START PROVIDED DATA

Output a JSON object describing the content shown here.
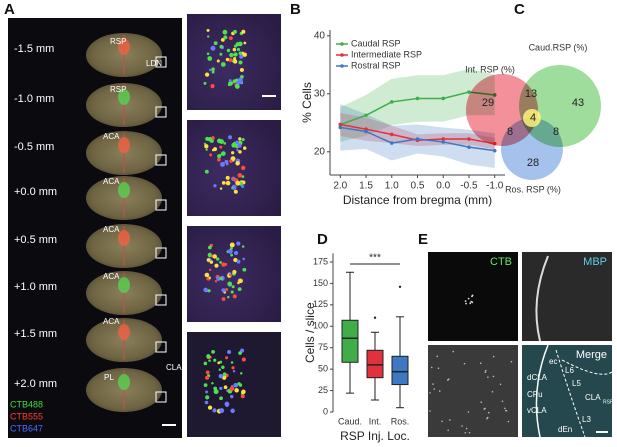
{
  "panels": {
    "letters": [
      "A",
      "B",
      "C",
      "D",
      "E"
    ],
    "a": {
      "levels": [
        "-1.5 mm",
        "-1.0 mm",
        "-0.5 mm",
        "+0.0 mm",
        "+0.5 mm",
        "+1.0 mm",
        "+1.5 mm",
        "+2.0 mm"
      ],
      "regions": [
        "RSP",
        "LDN",
        "RSP",
        "ACA",
        "ACA",
        "ACA",
        "ACA",
        "ACA",
        "PL",
        "CLA"
      ],
      "legend": [
        {
          "name": "CTB488",
          "color": "#3ddc3d"
        },
        {
          "name": "CTB555",
          "color": "#ff3b2f"
        },
        {
          "name": "CTB647",
          "color": "#4d6bff"
        }
      ]
    },
    "c": {
      "sets": [
        {
          "name": "Int. RSP (%)",
          "color": "#f06b78"
        },
        {
          "name": "Caud.RSP (%)",
          "color": "#7fd27a"
        },
        {
          "name": "Ros. RSP (%)",
          "color": "#86aee6"
        }
      ],
      "regions": [
        29,
        13,
        43,
        8,
        4,
        8,
        28
      ]
    },
    "e": {
      "channels": [
        {
          "name": "CTB",
          "color": "#6be36b"
        },
        {
          "name": "MBP",
          "color": "#5fd0e8"
        },
        {
          "name": "Merge",
          "color": "#ffffff"
        }
      ],
      "annotations": [
        "ec",
        "L6",
        "L5",
        "dCLA",
        "CPu",
        "CLA",
        "RSP",
        "vCLA",
        "dEn",
        "L3"
      ]
    }
  },
  "chart_data": [
    {
      "type": "line",
      "x_label": "Distance from bregma (mm)",
      "y_label": "% Cells",
      "x": [
        2,
        1.5,
        1,
        0.5,
        0,
        -0.5,
        -1
      ],
      "xlim": [
        2.2,
        -1.2
      ],
      "xticks": [
        {
          "value": 2,
          "label": "2.0"
        },
        1.5,
        {
          "value": 1,
          "label": "1.0"
        },
        0.5,
        {
          "value": 0,
          "label": "0.0"
        },
        -0.5,
        {
          "value": -1,
          "label": "-1.0"
        }
      ],
      "ylim": [
        16,
        41
      ],
      "yticks": [
        20,
        30,
        40
      ],
      "grid": false,
      "legend": "upper left",
      "series": [
        {
          "name": "Caudal RSP",
          "color": "#3fae49",
          "values": [
            24.7,
            26.3,
            28.6,
            29.2,
            29.2,
            30.3,
            29.8
          ],
          "errors": [
            3,
            3.5,
            4,
            4,
            4,
            4,
            3.5
          ]
        },
        {
          "name": "Intermediate RSP",
          "color": "#e0313d",
          "values": [
            24.7,
            23.9,
            23,
            22,
            22.2,
            22.2,
            21.4
          ],
          "errors": [
            2,
            2,
            1.5,
            1,
            1,
            1,
            1
          ]
        },
        {
          "name": "Rostral RSP",
          "color": "#3e78c2",
          "values": [
            24.2,
            23.5,
            21.5,
            22.2,
            21.7,
            20.8,
            20.2
          ],
          "errors": [
            4,
            3,
            3,
            2.5,
            2.5,
            3,
            3
          ]
        }
      ]
    },
    {
      "type": "box",
      "x_label": "RSP Inj. Loc.",
      "y_label": "Cells / slice",
      "annotation": "***",
      "categories": [
        "Caud.",
        "Int.",
        "Ros."
      ],
      "colors": [
        "#3fae49",
        "#e0313d",
        "#3e78c2"
      ],
      "ylim": [
        0,
        185
      ],
      "yticks": [
        0,
        25,
        50,
        75,
        100,
        125,
        150,
        175
      ],
      "boxes": [
        {
          "whisker_low": 22,
          "q1": 58,
          "median": 86,
          "q3": 107,
          "whisker_high": 163,
          "outliers": []
        },
        {
          "whisker_low": 14,
          "q1": 40,
          "median": 55,
          "q3": 72,
          "whisker_high": 93,
          "outliers": [
            110
          ]
        },
        {
          "whisker_low": 5,
          "q1": 32,
          "median": 47,
          "q3": 65,
          "whisker_high": 111,
          "outliers": [
            146
          ]
        }
      ]
    }
  ]
}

END PROVIDED DATA

[WHAT NEEDS TO BE DONE]
Print all records verbatim, excluding pictures.

[PROBLEM SOLUTION]
Output a JSON object describing the content shown here.
{
  "panels": {
    "letters": [
      "A",
      "B",
      "C",
      "D",
      "E"
    ],
    "a": {
      "levels": [
        "-1.5 mm",
        "-1.0 mm",
        "-0.5 mm",
        "+0.0 mm",
        "+0.5 mm",
        "+1.0 mm",
        "+1.5 mm",
        "+2.0 mm"
      ],
      "regions": [
        "RSP",
        "LDN",
        "RSP",
        "ACA",
        "ACA",
        "ACA",
        "ACA",
        "ACA",
        "PL",
        "CLA"
      ],
      "legend": [
        {
          "name": "CTB488",
          "color": "#3ddc3d"
        },
        {
          "name": "CTB555",
          "color": "#ff3b2f"
        },
        {
          "name": "CTB647",
          "color": "#4d6bff"
        }
      ]
    },
    "c": {
      "sets": [
        {
          "name": "Int. RSP (%)",
          "color": "#f06b78"
        },
        {
          "name": "Caud.RSP (%)",
          "color": "#7fd27a"
        },
        {
          "name": "Ros. RSP (%)",
          "color": "#86aee6"
        }
      ],
      "regions": [
        29,
        13,
        43,
        8,
        4,
        8,
        28
      ]
    },
    "e": {
      "channels": [
        {
          "name": "CTB",
          "color": "#6be36b"
        },
        {
          "name": "MBP",
          "color": "#5fd0e8"
        },
        {
          "name": "Merge",
          "color": "#ffffff"
        }
      ],
      "annotations": [
        "ec",
        "L6",
        "L5",
        "dCLA",
        "CPu",
        "CLA",
        "RSP",
        "vCLA",
        "dEn",
        "L3"
      ]
    }
  },
  "chart_data": [
    {
      "type": "line",
      "x_label": "Distance from bregma (mm)",
      "y_label": "% Cells",
      "x": [
        2,
        1.5,
        1,
        0.5,
        0,
        -0.5,
        -1
      ],
      "xlim": [
        2.2,
        -1.2
      ],
      "xticks": [
        {
          "value": 2,
          "label": "2.0"
        },
        1.5,
        {
          "value": 1,
          "label": "1.0"
        },
        0.5,
        {
          "value": 0,
          "label": "0.0"
        },
        -0.5,
        {
          "value": -1,
          "label": "-1.0"
        }
      ],
      "ylim": [
        16,
        41
      ],
      "yticks": [
        20,
        30,
        40
      ],
      "grid": false,
      "legend": "upper left",
      "series": [
        {
          "name": "Caudal RSP",
          "color": "#3fae49",
          "values": [
            24.7,
            26.3,
            28.6,
            29.2,
            29.2,
            30.3,
            29.8
          ],
          "errors": [
            3,
            3.5,
            4,
            4,
            4,
            4,
            3.5
          ]
        },
        {
          "name": "Intermediate RSP",
          "color": "#e0313d",
          "values": [
            24.7,
            23.9,
            23,
            22,
            22.2,
            22.2,
            21.4
          ],
          "errors": [
            2,
            2,
            1.5,
            1,
            1,
            1,
            1
          ]
        },
        {
          "name": "Rostral RSP",
          "color": "#3e78c2",
          "values": [
            24.2,
            23.5,
            21.5,
            22.2,
            21.7,
            20.8,
            20.2
          ],
          "errors": [
            4,
            3,
            3,
            2.5,
            2.5,
            3,
            3
          ]
        }
      ]
    },
    {
      "type": "box",
      "x_label": "RSP Inj. Loc.",
      "y_label": "Cells / slice",
      "annotation": "***",
      "categories": [
        "Caud.",
        "Int.",
        "Ros."
      ],
      "colors": [
        "#3fae49",
        "#e0313d",
        "#3e78c2"
      ],
      "ylim": [
        0,
        185
      ],
      "yticks": [
        0,
        25,
        50,
        75,
        100,
        125,
        150,
        175
      ],
      "boxes": [
        {
          "whisker_low": 22,
          "q1": 58,
          "median": 86,
          "q3": 107,
          "whisker_high": 163,
          "outliers": []
        },
        {
          "whisker_low": 14,
          "q1": 40,
          "median": 55,
          "q3": 72,
          "whisker_high": 93,
          "outliers": [
            110
          ]
        },
        {
          "whisker_low": 5,
          "q1": 32,
          "median": 47,
          "q3": 65,
          "whisker_high": 111,
          "outliers": [
            146
          ]
        }
      ]
    }
  ]
}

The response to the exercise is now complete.